Source records:
::::::

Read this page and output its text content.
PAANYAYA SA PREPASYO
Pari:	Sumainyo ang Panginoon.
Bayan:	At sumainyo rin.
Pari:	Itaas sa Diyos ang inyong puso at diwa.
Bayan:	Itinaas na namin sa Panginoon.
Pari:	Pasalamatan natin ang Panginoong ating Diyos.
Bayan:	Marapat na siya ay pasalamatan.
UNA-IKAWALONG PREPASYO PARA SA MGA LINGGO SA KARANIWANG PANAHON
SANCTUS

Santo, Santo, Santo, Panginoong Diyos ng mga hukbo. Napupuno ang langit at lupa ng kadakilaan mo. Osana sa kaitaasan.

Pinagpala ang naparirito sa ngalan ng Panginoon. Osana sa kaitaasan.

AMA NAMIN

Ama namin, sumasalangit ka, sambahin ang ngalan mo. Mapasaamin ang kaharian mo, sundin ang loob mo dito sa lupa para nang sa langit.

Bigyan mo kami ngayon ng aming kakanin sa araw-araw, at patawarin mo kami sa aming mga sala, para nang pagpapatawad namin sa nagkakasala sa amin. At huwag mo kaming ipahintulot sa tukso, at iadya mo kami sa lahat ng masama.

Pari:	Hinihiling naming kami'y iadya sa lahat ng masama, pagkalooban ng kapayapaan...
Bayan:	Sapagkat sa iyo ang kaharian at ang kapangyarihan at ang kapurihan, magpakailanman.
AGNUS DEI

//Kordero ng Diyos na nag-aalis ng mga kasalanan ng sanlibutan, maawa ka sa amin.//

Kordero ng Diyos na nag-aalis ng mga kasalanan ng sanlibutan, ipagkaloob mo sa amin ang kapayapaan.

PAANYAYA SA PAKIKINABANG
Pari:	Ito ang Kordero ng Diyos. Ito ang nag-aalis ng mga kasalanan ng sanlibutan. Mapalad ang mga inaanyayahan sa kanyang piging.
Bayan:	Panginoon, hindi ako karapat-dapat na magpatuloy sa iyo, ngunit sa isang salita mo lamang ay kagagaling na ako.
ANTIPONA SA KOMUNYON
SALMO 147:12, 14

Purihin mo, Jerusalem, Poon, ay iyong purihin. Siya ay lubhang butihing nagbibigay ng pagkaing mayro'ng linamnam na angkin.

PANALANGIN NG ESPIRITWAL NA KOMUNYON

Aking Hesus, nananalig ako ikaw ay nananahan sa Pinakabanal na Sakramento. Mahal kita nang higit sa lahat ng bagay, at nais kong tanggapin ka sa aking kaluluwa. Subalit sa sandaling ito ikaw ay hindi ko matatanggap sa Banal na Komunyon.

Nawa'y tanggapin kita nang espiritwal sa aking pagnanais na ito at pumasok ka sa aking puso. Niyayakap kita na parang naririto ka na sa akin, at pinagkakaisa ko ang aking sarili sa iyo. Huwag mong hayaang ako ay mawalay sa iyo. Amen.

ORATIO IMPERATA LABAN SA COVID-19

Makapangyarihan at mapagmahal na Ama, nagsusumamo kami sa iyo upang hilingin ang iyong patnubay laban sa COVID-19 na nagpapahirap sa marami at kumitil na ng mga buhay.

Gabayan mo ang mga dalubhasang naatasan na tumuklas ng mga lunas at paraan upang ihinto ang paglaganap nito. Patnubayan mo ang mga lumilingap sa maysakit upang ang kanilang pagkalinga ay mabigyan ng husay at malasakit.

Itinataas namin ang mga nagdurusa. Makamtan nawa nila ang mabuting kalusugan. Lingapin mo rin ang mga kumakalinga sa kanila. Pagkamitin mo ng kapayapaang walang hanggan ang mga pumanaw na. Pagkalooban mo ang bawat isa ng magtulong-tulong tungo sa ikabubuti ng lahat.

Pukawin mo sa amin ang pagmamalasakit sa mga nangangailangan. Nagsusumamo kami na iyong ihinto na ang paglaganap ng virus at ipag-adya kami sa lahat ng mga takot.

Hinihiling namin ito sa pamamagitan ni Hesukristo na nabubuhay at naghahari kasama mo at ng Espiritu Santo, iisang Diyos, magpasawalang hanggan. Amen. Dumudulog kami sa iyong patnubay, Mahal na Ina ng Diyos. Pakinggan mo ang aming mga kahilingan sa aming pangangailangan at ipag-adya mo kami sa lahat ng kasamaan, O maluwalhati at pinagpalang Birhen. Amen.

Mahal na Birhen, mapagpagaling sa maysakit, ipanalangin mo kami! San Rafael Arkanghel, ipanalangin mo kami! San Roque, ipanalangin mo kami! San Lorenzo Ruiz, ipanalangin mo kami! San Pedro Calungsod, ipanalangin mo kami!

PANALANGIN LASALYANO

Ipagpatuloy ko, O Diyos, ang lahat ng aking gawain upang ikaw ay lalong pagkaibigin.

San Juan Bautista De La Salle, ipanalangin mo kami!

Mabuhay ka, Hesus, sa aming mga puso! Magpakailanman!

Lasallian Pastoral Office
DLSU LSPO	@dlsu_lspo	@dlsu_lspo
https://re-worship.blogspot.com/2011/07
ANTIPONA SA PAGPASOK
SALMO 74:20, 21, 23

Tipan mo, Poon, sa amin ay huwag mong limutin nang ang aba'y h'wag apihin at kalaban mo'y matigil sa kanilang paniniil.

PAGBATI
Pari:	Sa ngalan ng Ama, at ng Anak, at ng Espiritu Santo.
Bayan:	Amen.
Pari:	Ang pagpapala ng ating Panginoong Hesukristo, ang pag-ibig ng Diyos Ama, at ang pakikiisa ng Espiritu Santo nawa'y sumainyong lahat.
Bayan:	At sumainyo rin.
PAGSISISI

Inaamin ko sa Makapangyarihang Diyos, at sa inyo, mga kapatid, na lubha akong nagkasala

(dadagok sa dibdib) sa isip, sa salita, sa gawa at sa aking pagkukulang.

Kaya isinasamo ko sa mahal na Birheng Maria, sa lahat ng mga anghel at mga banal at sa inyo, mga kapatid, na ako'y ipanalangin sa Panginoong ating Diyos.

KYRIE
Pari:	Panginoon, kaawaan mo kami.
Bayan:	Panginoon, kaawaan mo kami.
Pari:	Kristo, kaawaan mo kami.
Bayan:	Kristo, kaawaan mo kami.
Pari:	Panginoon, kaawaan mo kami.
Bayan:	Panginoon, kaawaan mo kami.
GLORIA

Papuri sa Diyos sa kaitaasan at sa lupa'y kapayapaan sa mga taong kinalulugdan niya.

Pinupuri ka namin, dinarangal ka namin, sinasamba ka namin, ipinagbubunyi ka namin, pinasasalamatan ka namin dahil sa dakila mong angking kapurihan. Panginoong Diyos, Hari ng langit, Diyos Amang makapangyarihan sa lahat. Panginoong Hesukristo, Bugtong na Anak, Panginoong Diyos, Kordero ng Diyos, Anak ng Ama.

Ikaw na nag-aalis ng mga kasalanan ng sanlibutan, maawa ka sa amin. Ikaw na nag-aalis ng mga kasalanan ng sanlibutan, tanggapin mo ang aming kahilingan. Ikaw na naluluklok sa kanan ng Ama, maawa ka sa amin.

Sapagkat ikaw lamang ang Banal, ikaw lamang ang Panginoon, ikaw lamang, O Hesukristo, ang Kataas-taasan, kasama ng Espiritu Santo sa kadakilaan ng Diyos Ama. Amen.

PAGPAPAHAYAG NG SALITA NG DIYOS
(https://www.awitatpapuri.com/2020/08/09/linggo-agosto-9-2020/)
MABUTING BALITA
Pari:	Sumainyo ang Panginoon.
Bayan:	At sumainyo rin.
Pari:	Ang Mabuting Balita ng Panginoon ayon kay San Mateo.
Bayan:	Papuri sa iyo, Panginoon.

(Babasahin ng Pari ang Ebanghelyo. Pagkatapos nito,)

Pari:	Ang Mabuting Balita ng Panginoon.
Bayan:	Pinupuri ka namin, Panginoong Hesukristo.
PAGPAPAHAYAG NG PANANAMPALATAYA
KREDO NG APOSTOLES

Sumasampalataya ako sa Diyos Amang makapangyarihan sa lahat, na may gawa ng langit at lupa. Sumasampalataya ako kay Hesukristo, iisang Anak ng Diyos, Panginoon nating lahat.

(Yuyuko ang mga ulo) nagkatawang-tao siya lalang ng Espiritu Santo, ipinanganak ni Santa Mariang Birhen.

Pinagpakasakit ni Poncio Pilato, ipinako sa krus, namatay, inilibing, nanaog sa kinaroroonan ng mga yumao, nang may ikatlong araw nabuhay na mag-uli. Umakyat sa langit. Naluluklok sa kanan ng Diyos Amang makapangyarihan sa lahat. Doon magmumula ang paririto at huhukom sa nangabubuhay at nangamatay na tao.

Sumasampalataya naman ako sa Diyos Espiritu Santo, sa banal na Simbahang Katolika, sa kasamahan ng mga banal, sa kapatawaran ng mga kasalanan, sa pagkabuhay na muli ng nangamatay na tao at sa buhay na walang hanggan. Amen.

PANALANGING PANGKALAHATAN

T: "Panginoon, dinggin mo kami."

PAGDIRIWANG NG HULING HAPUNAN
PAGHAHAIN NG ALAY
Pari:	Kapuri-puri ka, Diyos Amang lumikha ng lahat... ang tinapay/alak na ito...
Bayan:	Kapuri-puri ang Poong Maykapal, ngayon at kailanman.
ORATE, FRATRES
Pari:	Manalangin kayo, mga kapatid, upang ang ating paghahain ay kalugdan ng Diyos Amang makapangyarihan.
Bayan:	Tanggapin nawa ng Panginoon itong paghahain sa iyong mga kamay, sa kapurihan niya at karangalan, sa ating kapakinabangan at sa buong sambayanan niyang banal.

::::::

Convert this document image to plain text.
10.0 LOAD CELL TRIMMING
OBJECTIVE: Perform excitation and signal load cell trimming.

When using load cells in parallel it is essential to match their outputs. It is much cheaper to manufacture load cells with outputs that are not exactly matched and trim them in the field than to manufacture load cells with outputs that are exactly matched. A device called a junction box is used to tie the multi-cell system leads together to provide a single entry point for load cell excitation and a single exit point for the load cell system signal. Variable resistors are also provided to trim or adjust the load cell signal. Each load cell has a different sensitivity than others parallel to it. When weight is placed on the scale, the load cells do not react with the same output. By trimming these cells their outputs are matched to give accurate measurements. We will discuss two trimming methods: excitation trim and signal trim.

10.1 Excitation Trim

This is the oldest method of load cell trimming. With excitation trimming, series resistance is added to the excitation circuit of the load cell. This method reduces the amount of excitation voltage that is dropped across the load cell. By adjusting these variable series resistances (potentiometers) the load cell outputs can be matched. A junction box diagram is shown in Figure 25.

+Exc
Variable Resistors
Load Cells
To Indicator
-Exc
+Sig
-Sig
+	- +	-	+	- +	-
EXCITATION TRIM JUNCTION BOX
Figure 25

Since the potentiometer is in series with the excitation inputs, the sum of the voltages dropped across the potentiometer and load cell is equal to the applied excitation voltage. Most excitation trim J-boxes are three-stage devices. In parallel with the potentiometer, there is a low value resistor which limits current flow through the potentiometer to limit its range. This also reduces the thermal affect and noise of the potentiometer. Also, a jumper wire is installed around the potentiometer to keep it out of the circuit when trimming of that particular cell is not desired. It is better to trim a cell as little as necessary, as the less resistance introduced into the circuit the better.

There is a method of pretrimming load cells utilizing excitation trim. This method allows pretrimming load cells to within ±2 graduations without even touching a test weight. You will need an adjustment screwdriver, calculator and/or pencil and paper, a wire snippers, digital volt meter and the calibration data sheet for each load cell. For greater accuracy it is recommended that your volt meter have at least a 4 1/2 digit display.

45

::::::

WHAT IS REQUIRED »
Pull every line containing "kaitaasan" from the data.

SOLVED EXERCISE »
Santo, Santo, Santo, Panginoong Diyos ng mga hukbo. Napupuno ang langit at lupa ng kadakilaan mo. Osana sa kaitaasan.
Pinagpala ang naparirito sa ngalan ng Panginoon. Osana sa kaitaasan.
Papuri sa Diyos sa kaitaasan at sa lupa'y kapayapaan sa mga taong kinalulugdan niya.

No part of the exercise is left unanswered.